# RECORD EXTRACTS
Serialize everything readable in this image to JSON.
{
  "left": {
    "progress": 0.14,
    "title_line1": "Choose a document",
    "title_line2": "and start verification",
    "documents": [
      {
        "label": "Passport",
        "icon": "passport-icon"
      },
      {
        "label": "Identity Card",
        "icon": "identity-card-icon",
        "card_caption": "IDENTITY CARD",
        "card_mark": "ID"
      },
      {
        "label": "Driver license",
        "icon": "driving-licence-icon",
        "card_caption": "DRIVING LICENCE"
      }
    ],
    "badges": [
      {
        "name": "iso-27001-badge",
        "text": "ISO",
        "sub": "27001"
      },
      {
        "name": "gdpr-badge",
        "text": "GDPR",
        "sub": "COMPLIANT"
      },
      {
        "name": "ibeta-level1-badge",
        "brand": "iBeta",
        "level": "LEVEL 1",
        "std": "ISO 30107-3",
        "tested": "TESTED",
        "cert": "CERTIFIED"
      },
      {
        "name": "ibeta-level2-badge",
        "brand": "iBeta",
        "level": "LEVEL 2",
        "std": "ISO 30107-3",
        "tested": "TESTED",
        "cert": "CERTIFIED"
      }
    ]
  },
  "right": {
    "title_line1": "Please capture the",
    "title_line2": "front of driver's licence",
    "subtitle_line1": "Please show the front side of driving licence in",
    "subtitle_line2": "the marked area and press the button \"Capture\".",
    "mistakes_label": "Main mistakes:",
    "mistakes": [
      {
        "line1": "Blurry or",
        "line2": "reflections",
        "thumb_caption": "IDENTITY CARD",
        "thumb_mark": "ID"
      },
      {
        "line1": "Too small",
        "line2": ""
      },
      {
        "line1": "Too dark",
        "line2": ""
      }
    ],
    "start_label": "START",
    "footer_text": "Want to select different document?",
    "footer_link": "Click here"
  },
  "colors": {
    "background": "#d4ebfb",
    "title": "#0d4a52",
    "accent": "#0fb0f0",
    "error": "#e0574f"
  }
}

# BRIEF
Repeat each of the entries above precisely as given.

# TASK ANSWER
Serialize everything readable in this image to JSON.
{
  "left": {
    "progress": 0.14,
    "title_line1": "Choose a document",
    "title_line2": "and start verification",
    "documents": [
      {
        "label": "Passport",
        "icon": "passport-icon"
      },
      {
        "label": "Identity Card",
        "icon": "identity-card-icon",
        "card_caption": "IDENTITY CARD",
        "card_mark": "ID"
      },
      {
        "label": "Driver license",
        "icon": "driving-licence-icon",
        "card_caption": "DRIVING LICENCE"
      }
    ],
    "badges": [
      {
        "name": "iso-27001-badge",
        "text": "ISO",
        "sub": "27001"
      },
      {
        "name": "gdpr-badge",
        "text": "GDPR",
        "sub": "COMPLIANT"
      },
      {
        "name": "ibeta-level1-badge",
        "brand": "iBeta",
        "level": "LEVEL 1",
        "std": "ISO 30107-3",
        "tested": "TESTED",
        "cert": "CERTIFIED"
      },
      {
        "name": "ibeta-level2-badge",
        "brand": "iBeta",
        "level": "LEVEL 2",
        "std": "ISO 30107-3",
        "tested": "TESTED",
        "cert": "CERTIFIED"
      }
    ]
  },
  "right": {
    "title_line1": "Please capture the",
    "title_line2": "front of driver's licence",
    "subtitle_line1": "Please show the front side of driving licence in",
    "subtitle_line2": "the marked area and press the button \"Capture\".",
    "mistakes_label": "Main mistakes:",
    "mistakes": [
      {
        "line1": "Blurry or",
        "line2": "reflections",
        "thumb_caption": "IDENTITY CARD",
        "thumb_mark": "ID"
      },
      {
        "line1": "Too small",
        "line2": ""
      },
      {
        "line1": "Too dark",
        "line2": ""
      }
    ],
    "start_label": "START",
    "footer_text": "Want to select different document?",
    "footer_link": "Click here"
  },
  "colors": {
    "background": "#d4ebfb",
    "title": "#0d4a52",
    "accent": "#0fb0f0",
    "error": "#e0574f"
  }
}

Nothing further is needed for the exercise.